*TASK TO CARRY OUT*: Please write the listing below out again exactly, leaving every picture behind.

==*==

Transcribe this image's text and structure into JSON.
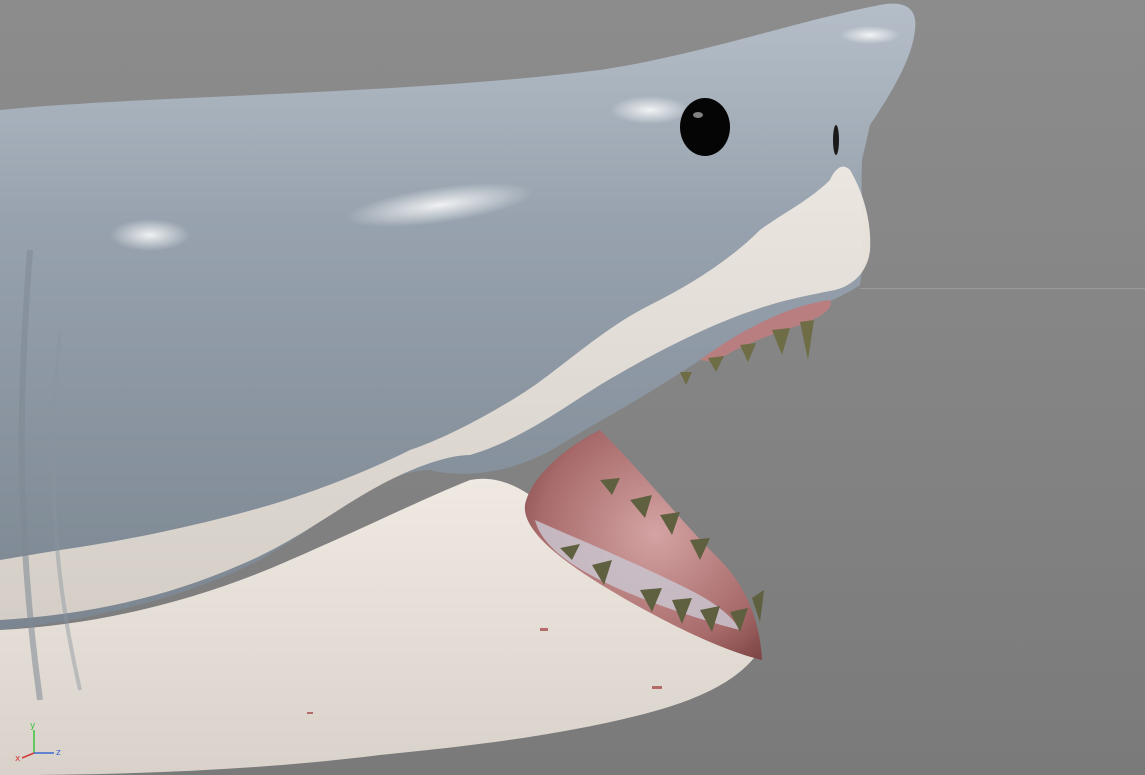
{
  "viewport": {
    "background_color": "#858585",
    "subject": "shark-head-model",
    "colors": {
      "skin_gray": "#8f9aa6",
      "belly_white": "#e6e0d8",
      "gum_pink": "#c98a8a",
      "teeth": "#6e6d46",
      "eye": "#050505"
    }
  },
  "axis_gizmo": {
    "x_label": "x",
    "y_label": "y",
    "z_label": "z",
    "x_color": "#d23a3a",
    "y_color": "#3cc23c",
    "z_color": "#3a6ad2"
  }
}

==*==

*RESPONSE*:
Transcribe this image's text and structure into JSON.
{
  "viewport": {
    "background_color": "#858585",
    "subject": "shark-head-model",
    "colors": {
      "skin_gray": "#8f9aa6",
      "belly_white": "#e6e0d8",
      "gum_pink": "#c98a8a",
      "teeth": "#6e6d46",
      "eye": "#050505"
    }
  },
  "axis_gizmo": {
    "x_label": "x",
    "y_label": "y",
    "z_label": "z",
    "x_color": "#d23a3a",
    "y_color": "#3cc23c",
    "z_color": "#3a6ad2"
  }
}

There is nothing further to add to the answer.